**What you need to do:**
What follows is a block of records; reproduce all of it verbatim.

Data records:
* * * * * * * * *
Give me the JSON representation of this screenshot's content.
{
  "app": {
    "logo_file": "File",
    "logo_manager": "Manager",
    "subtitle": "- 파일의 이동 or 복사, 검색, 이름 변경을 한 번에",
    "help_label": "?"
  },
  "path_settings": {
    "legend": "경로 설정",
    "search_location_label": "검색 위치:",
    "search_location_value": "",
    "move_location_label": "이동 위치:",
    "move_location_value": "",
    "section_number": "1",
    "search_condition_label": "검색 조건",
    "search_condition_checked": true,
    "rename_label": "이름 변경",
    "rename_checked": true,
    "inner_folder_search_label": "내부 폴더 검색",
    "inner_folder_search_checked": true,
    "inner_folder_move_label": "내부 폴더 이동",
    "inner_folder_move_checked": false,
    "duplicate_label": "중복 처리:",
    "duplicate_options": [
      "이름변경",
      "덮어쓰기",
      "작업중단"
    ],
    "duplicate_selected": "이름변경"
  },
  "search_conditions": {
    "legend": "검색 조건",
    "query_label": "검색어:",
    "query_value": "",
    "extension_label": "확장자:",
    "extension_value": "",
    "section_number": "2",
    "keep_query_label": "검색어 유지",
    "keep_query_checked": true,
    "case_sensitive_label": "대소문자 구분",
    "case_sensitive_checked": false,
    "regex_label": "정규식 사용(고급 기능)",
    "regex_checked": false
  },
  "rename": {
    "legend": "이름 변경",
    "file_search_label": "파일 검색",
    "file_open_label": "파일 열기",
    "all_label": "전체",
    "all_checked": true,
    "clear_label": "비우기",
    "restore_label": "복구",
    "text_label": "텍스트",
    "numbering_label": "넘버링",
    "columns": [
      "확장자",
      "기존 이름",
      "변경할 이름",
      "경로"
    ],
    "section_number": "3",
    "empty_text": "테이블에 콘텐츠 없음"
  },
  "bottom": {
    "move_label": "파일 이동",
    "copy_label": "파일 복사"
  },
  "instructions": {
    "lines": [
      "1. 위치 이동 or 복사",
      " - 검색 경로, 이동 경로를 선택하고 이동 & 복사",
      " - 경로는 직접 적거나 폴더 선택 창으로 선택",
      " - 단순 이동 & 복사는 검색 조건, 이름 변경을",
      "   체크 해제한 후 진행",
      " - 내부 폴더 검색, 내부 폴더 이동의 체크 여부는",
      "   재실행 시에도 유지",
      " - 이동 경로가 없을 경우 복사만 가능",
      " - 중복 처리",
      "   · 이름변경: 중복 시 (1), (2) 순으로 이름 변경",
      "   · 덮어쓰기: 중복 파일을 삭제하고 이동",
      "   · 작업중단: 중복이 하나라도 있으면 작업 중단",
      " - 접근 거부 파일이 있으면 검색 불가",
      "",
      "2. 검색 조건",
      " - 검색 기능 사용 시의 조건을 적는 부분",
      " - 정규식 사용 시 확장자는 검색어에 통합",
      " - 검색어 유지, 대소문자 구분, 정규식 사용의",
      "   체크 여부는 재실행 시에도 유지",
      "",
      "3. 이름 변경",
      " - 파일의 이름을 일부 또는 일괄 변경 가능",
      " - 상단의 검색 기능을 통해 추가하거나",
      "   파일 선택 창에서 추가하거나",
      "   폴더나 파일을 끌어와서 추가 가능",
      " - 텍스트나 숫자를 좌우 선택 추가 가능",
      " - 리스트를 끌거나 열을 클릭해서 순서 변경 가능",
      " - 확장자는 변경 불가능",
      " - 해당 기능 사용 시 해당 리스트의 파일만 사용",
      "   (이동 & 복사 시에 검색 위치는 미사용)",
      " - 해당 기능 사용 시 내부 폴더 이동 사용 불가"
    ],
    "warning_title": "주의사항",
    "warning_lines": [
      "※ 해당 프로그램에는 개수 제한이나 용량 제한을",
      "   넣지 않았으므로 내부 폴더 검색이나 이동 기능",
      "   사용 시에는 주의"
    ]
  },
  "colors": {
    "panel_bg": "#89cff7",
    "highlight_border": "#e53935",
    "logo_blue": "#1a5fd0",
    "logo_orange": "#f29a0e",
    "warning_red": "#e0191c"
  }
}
* * * * * * * * *
**Completed exercise:**
Give me the JSON representation of this screenshot's content.
{
  "app": {
    "logo_file": "File",
    "logo_manager": "Manager",
    "subtitle": "- 파일의 이동 or 복사, 검색, 이름 변경을 한 번에",
    "help_label": "?"
  },
  "path_settings": {
    "legend": "경로 설정",
    "search_location_label": "검색 위치:",
    "search_location_value": "",
    "move_location_label": "이동 위치:",
    "move_location_value": "",
    "section_number": "1",
    "search_condition_label": "검색 조건",
    "search_condition_checked": true,
    "rename_label": "이름 변경",
    "rename_checked": true,
    "inner_folder_search_label": "내부 폴더 검색",
    "inner_folder_search_checked": true,
    "inner_folder_move_label": "내부 폴더 이동",
    "inner_folder_move_checked": false,
    "duplicate_label": "중복 처리:",
    "duplicate_options": [
      "이름변경",
      "덮어쓰기",
      "작업중단"
    ],
    "duplicate_selected": "이름변경"
  },
  "search_conditions": {
    "legend": "검색 조건",
    "query_label": "검색어:",
    "query_value": "",
    "extension_label": "확장자:",
    "extension_value": "",
    "section_number": "2",
    "keep_query_label": "검색어 유지",
    "keep_query_checked": true,
    "case_sensitive_label": "대소문자 구분",
    "case_sensitive_checked": false,
    "regex_label": "정규식 사용(고급 기능)",
    "regex_checked": false
  },
  "rename": {
    "legend": "이름 변경",
    "file_search_label": "파일 검색",
    "file_open_label": "파일 열기",
    "all_label": "전체",
    "all_checked": true,
    "clear_label": "비우기",
    "restore_label": "복구",
    "text_label": "텍스트",
    "numbering_label": "넘버링",
    "columns": [
      "확장자",
      "기존 이름",
      "변경할 이름",
      "경로"
    ],
    "section_number": "3",
    "empty_text": "테이블에 콘텐츠 없음"
  },
  "bottom": {
    "move_label": "파일 이동",
    "copy_label": "파일 복사"
  },
  "instructions": {
    "lines": [
      "1. 위치 이동 or 복사",
      " - 검색 경로, 이동 경로를 선택하고 이동 & 복사",
      " - 경로는 직접 적거나 폴더 선택 창으로 선택",
      " - 단순 이동 & 복사는 검색 조건, 이름 변경을",
      "   체크 해제한 후 진행",
      " - 내부 폴더 검색, 내부 폴더 이동의 체크 여부는",
      "   재실행 시에도 유지",
      " - 이동 경로가 없을 경우 복사만 가능",
      " - 중복 처리",
      "   · 이름변경: 중복 시 (1), (2) 순으로 이름 변경",
      "   · 덮어쓰기: 중복 파일을 삭제하고 이동",
      "   · 작업중단: 중복이 하나라도 있으면 작업 중단",
      " - 접근 거부 파일이 있으면 검색 불가",
      "",
      "2. 검색 조건",
      " - 검색 기능 사용 시의 조건을 적는 부분",
      " - 정규식 사용 시 확장자는 검색어에 통합",
      " - 검색어 유지, 대소문자 구분, 정규식 사용의",
      "   체크 여부는 재실행 시에도 유지",
      "",
      "3. 이름 변경",
      " - 파일의 이름을 일부 또는 일괄 변경 가능",
      " - 상단의 검색 기능을 통해 추가하거나",
      "   파일 선택 창에서 추가하거나",
      "   폴더나 파일을 끌어와서 추가 가능",
      " - 텍스트나 숫자를 좌우 선택 추가 가능",
      " - 리스트를 끌거나 열을 클릭해서 순서 변경 가능",
      " - 확장자는 변경 불가능",
      " - 해당 기능 사용 시 해당 리스트의 파일만 사용",
      "   (이동 & 복사 시에 검색 위치는 미사용)",
      " - 해당 기능 사용 시 내부 폴더 이동 사용 불가"
    ],
    "warning_title": "주의사항",
    "warning_lines": [
      "※ 해당 프로그램에는 개수 제한이나 용량 제한을",
      "   넣지 않았으므로 내부 폴더 검색이나 이동 기능",
      "   사용 시에는 주의"
    ]
  },
  "colors": {
    "panel_bg": "#89cff7",
    "highlight_border": "#e53935",
    "logo_blue": "#1a5fd0",
    "logo_orange": "#f29a0e",
    "warning_red": "#e0191c"
  }
}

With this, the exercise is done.